◆ SHORT PROBLEM ◆
Without altering anything, repeat each of the records.

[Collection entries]
★ ★ ★ ★ ★
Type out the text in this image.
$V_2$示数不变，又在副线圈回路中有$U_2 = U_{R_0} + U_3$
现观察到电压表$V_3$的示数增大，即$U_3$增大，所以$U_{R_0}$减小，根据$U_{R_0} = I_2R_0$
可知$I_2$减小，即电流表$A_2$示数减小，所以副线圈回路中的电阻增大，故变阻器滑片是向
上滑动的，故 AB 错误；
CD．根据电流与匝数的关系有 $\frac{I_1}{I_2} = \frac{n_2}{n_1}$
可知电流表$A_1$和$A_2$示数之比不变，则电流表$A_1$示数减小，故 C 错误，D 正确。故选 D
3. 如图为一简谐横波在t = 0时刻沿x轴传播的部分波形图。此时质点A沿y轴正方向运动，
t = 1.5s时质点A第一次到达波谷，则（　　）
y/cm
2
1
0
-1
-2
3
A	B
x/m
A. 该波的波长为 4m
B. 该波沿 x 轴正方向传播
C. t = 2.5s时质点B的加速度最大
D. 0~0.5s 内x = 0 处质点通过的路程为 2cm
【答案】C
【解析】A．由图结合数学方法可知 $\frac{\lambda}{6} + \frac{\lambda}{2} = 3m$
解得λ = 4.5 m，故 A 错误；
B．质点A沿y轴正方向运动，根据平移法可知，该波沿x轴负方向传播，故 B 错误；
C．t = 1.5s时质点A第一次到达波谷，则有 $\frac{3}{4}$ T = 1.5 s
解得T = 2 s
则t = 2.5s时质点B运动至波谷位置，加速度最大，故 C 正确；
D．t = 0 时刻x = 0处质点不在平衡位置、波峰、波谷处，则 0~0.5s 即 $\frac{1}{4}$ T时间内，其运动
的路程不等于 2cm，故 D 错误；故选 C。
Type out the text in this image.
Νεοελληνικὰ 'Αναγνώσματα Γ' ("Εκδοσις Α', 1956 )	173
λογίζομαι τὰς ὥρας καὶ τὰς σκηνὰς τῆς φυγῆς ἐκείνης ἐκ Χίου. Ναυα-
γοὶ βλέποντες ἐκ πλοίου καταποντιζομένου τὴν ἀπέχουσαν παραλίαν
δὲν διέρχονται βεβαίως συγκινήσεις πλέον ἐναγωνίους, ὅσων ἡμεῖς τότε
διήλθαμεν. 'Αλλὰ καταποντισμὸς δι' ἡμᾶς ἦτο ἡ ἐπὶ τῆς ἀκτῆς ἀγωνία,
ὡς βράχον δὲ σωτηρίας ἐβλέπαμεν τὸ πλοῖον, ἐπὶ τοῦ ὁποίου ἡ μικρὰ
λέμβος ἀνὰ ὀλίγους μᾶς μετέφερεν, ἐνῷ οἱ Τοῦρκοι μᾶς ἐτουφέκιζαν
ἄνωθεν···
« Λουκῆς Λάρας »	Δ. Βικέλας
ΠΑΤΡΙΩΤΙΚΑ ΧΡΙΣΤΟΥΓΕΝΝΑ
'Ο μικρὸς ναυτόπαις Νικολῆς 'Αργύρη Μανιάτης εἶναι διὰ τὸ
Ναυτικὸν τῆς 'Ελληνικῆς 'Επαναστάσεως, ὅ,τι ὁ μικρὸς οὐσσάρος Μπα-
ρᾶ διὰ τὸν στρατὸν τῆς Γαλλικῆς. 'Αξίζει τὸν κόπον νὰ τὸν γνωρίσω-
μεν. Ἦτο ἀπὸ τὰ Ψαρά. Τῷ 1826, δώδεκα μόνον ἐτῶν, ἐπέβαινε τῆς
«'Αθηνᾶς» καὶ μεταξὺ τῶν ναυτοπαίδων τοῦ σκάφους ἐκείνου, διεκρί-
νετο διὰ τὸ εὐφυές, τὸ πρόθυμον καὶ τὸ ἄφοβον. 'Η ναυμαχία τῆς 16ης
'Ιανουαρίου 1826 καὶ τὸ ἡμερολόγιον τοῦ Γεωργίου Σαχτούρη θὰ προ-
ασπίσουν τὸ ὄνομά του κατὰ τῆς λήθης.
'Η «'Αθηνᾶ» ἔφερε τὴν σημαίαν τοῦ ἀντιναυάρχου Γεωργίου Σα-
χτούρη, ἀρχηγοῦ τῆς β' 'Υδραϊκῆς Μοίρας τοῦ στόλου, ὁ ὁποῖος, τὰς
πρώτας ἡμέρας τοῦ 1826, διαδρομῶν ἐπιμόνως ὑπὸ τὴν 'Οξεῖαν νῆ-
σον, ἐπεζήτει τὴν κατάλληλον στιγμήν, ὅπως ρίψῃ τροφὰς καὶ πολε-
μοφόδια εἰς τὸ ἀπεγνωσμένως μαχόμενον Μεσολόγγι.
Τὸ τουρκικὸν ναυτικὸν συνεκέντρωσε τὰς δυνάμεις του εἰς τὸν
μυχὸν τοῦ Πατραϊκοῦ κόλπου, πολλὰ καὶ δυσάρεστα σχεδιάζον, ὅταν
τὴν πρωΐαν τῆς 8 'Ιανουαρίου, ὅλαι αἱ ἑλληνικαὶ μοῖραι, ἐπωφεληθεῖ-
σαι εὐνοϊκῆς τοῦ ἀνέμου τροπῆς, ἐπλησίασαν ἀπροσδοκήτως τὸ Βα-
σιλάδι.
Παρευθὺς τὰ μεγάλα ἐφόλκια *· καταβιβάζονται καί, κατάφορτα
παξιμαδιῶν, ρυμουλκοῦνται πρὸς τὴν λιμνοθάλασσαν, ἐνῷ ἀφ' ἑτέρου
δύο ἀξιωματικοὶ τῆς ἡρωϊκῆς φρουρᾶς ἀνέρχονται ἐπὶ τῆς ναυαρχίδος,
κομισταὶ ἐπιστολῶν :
★ ★ ★ ★ ★
◆ OUTPUT OF THE TASK ◆
Type out the text in this image.
$V_2$示数不变，又在副线圈回路中有$U_2 = U_{R_0} + U_3$
现观察到电压表$V_3$的示数增大，即$U_3$增大，所以$U_{R_0}$减小，根据$U_{R_0} = I_2R_0$
可知$I_2$减小，即电流表$A_2$示数减小，所以副线圈回路中的电阻增大，故变阻器滑片是向
上滑动的，故 AB 错误；
CD．根据电流与匝数的关系有 $\frac{I_1}{I_2} = \frac{n_2}{n_1}$
可知电流表$A_1$和$A_2$示数之比不变，则电流表$A_1$示数减小，故 C 错误，D 正确。故选 D
3. 如图为一简谐横波在t = 0时刻沿x轴传播的部分波形图。此时质点A沿y轴正方向运动，
t = 1.5s时质点A第一次到达波谷，则（　　）
y/cm
2
1
0
-1
-2
3
A	B
x/m
A. 该波的波长为 4m
B. 该波沿 x 轴正方向传播
C. t = 2.5s时质点B的加速度最大
D. 0~0.5s 内x = 0 处质点通过的路程为 2cm
【答案】C
【解析】A．由图结合数学方法可知 $\frac{\lambda}{6} + \frac{\lambda}{2} = 3m$
解得λ = 4.5 m，故 A 错误；
B．质点A沿y轴正方向运动，根据平移法可知，该波沿x轴负方向传播，故 B 错误；
C．t = 1.5s时质点A第一次到达波谷，则有 $\frac{3}{4}$ T = 1.5 s
解得T = 2 s
则t = 2.5s时质点B运动至波谷位置，加速度最大，故 C 正确；
D．t = 0 时刻x = 0处质点不在平衡位置、波峰、波谷处，则 0~0.5s 即 $\frac{1}{4}$ T时间内，其运动
的路程不等于 2cm，故 D 错误；故选 C。
Type out the text in this image.
Νεοελληνικὰ 'Αναγνώσματα Γ' ("Εκδοσις Α', 1956 )	173
λογίζομαι τὰς ὥρας καὶ τὰς σκηνὰς τῆς φυγῆς ἐκείνης ἐκ Χίου. Ναυα-
γοὶ βλέποντες ἐκ πλοίου καταποντιζομένου τὴν ἀπέχουσαν παραλίαν
δὲν διέρχονται βεβαίως συγκινήσεις πλέον ἐναγωνίους, ὅσων ἡμεῖς τότε
διήλθαμεν. 'Αλλὰ καταποντισμὸς δι' ἡμᾶς ἦτο ἡ ἐπὶ τῆς ἀκτῆς ἀγωνία,
ὡς βράχον δὲ σωτηρίας ἐβλέπαμεν τὸ πλοῖον, ἐπὶ τοῦ ὁποίου ἡ μικρὰ
λέμβος ἀνὰ ὀλίγους μᾶς μετέφερεν, ἐνῷ οἱ Τοῦρκοι μᾶς ἐτουφέκιζαν
ἄνωθεν···
« Λουκῆς Λάρας »	Δ. Βικέλας
ΠΑΤΡΙΩΤΙΚΑ ΧΡΙΣΤΟΥΓΕΝΝΑ
'Ο μικρὸς ναυτόπαις Νικολῆς 'Αργύρη Μανιάτης εἶναι διὰ τὸ
Ναυτικὸν τῆς 'Ελληνικῆς 'Επαναστάσεως, ὅ,τι ὁ μικρὸς οὐσσάρος Μπα-
ρᾶ διὰ τὸν στρατὸν τῆς Γαλλικῆς. 'Αξίζει τὸν κόπον νὰ τὸν γνωρίσω-
μεν. Ἦτο ἀπὸ τὰ Ψαρά. Τῷ 1826, δώδεκα μόνον ἐτῶν, ἐπέβαινε τῆς
«'Αθηνᾶς» καὶ μεταξὺ τῶν ναυτοπαίδων τοῦ σκάφους ἐκείνου, διεκρί-
νετο διὰ τὸ εὐφυές, τὸ πρόθυμον καὶ τὸ ἄφοβον. 'Η ναυμαχία τῆς 16ης
'Ιανουαρίου 1826 καὶ τὸ ἡμερολόγιον τοῦ Γεωργίου Σαχτούρη θὰ προ-
ασπίσουν τὸ ὄνομά του κατὰ τῆς λήθης.
'Η «'Αθηνᾶ» ἔφερε τὴν σημαίαν τοῦ ἀντιναυάρχου Γεωργίου Σα-
χτούρη, ἀρχηγοῦ τῆς β' 'Υδραϊκῆς Μοίρας τοῦ στόλου, ὁ ὁποῖος, τὰς
πρώτας ἡμέρας τοῦ 1826, διαδρομῶν ἐπιμόνως ὑπὸ τὴν 'Οξεῖαν νῆ-
σον, ἐπεζήτει τὴν κατάλληλον στιγμήν, ὅπως ρίψῃ τροφὰς καὶ πολε-
μοφόδια εἰς τὸ ἀπεγνωσμένως μαχόμενον Μεσολόγγι.
Τὸ τουρκικὸν ναυτικὸν συνεκέντρωσε τὰς δυνάμεις του εἰς τὸν
μυχὸν τοῦ Πατραϊκοῦ κόλπου, πολλὰ καὶ δυσάρεστα σχεδιάζον, ὅταν
τὴν πρωΐαν τῆς 8 'Ιανουαρίου, ὅλαι αἱ ἑλληνικαὶ μοῖραι, ἐπωφεληθεῖ-
σαι εὐνοϊκῆς τοῦ ἀνέμου τροπῆς, ἐπλησίασαν ἀπροσδοκήτως τὸ Βα-
σιλάδι.
Παρευθὺς τὰ μεγάλα ἐφόλκια *· καταβιβάζονται καί, κατάφορτα
παξιμαδιῶν, ρυμουλκοῦνται πρὸς τὴν λιμνοθάλασσαν, ἐνῷ ἀφ' ἑτέρου
δύο ἀξιωματικοὶ τῆς ἡρωϊκῆς φρουρᾶς ἀνέρχονται ἐπὶ τῆς ναυαρχίδος,
κομισταὶ ἐπιστολῶν :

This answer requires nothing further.